- [What you should do]: In the entries below, find the lines with the word "Produção" and copy them.
━━━━━ Material supplied ━━━━━
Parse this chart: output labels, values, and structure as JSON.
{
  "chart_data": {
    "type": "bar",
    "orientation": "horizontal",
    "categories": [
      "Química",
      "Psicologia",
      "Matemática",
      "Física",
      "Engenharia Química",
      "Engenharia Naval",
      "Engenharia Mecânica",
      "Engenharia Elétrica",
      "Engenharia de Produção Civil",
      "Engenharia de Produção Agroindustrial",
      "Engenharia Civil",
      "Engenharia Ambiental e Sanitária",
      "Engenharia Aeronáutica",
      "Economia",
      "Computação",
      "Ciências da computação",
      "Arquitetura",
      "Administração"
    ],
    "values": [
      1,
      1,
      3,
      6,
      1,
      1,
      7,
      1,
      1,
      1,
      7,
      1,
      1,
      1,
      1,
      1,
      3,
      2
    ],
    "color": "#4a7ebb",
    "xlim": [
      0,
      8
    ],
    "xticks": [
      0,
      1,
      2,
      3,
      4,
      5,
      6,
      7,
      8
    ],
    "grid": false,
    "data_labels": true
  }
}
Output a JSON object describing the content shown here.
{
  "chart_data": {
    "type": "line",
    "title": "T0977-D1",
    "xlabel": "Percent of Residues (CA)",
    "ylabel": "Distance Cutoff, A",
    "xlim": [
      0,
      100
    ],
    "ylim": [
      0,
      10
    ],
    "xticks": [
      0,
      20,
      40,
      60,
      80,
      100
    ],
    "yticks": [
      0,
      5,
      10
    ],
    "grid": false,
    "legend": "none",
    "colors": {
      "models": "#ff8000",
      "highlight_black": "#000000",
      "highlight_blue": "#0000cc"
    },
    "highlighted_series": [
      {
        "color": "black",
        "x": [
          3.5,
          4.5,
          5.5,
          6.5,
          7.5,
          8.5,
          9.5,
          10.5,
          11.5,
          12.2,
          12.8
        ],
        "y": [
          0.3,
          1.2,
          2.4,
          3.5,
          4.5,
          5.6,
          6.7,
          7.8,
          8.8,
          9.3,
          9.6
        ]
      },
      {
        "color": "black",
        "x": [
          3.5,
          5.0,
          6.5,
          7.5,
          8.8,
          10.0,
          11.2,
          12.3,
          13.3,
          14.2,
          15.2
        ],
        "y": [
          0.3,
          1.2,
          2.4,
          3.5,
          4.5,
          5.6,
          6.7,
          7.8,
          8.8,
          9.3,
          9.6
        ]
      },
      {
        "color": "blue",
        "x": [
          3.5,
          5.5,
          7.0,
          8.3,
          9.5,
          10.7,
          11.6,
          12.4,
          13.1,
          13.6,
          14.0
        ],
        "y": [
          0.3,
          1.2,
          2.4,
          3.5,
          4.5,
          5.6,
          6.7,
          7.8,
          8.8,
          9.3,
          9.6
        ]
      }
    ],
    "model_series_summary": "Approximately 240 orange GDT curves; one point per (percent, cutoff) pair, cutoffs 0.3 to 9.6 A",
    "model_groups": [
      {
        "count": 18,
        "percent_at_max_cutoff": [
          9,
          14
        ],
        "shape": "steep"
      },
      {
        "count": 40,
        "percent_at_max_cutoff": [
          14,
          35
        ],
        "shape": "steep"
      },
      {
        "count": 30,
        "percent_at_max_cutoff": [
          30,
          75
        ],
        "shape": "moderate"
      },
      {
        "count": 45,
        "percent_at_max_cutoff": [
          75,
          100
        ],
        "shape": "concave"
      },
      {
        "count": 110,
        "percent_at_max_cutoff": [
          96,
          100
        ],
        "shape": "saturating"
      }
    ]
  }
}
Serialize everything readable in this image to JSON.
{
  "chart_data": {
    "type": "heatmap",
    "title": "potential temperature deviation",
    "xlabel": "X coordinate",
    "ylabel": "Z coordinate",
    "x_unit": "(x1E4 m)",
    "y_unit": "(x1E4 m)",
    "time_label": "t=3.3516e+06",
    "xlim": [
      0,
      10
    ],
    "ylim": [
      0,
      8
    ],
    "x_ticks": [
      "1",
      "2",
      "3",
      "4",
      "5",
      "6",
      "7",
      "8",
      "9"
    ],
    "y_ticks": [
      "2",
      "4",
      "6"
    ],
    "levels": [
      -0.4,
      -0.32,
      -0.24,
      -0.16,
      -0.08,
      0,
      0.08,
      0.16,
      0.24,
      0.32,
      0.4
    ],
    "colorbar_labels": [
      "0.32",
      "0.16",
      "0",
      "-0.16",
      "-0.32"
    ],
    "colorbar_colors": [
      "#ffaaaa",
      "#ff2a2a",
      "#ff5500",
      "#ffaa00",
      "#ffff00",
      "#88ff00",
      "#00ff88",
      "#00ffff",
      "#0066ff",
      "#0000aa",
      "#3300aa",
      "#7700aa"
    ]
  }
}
━━━━━
- [Result of this task]:
      "Engenharia de Produção Civil",
      "Engenharia de Produção Agroindustrial",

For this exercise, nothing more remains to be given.